MATERIAL FOR THIS EXERCISE ▸
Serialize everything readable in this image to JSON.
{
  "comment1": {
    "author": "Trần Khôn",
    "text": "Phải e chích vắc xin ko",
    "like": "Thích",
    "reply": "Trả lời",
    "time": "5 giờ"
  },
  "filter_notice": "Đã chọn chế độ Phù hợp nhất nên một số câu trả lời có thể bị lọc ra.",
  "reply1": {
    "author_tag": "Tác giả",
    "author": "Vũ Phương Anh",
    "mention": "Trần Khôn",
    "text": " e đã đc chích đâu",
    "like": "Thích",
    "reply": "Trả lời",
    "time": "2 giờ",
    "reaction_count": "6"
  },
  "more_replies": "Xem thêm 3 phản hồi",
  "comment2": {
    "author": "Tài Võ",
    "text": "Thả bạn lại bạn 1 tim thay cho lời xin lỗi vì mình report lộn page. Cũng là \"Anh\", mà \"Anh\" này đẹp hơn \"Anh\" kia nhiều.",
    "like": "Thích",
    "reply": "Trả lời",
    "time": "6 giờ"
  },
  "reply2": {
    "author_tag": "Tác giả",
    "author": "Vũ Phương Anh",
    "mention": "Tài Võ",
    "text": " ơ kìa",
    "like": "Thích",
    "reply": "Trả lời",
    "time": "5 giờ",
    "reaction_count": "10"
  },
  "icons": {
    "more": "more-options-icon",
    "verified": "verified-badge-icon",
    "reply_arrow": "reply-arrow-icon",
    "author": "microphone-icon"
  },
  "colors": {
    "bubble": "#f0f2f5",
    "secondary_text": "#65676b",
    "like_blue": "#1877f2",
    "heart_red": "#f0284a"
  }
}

GOAL ▸ Retype the material above, line by line, exactly.

THE REPLY ▸
Serialize everything readable in this image to JSON.
{
  "comment1": {
    "author": "Trần Khôn",
    "text": "Phải e chích vắc xin ko",
    "like": "Thích",
    "reply": "Trả lời",
    "time": "5 giờ"
  },
  "filter_notice": "Đã chọn chế độ Phù hợp nhất nên một số câu trả lời có thể bị lọc ra.",
  "reply1": {
    "author_tag": "Tác giả",
    "author": "Vũ Phương Anh",
    "mention": "Trần Khôn",
    "text": " e đã đc chích đâu",
    "like": "Thích",
    "reply": "Trả lời",
    "time": "2 giờ",
    "reaction_count": "6"
  },
  "more_replies": "Xem thêm 3 phản hồi",
  "comment2": {
    "author": "Tài Võ",
    "text": "Thả bạn lại bạn 1 tim thay cho lời xin lỗi vì mình report lộn page. Cũng là \"Anh\", mà \"Anh\" này đẹp hơn \"Anh\" kia nhiều.",
    "like": "Thích",
    "reply": "Trả lời",
    "time": "6 giờ"
  },
  "reply2": {
    "author_tag": "Tác giả",
    "author": "Vũ Phương Anh",
    "mention": "Tài Võ",
    "text": " ơ kìa",
    "like": "Thích",
    "reply": "Trả lời",
    "time": "5 giờ",
    "reaction_count": "10"
  },
  "icons": {
    "more": "more-options-icon",
    "verified": "verified-badge-icon",
    "reply_arrow": "reply-arrow-icon",
    "author": "microphone-icon"
  },
  "colors": {
    "bubble": "#f0f2f5",
    "secondary_text": "#65676b",
    "like_blue": "#1877f2",
    "heart_red": "#f0284a"
  }
}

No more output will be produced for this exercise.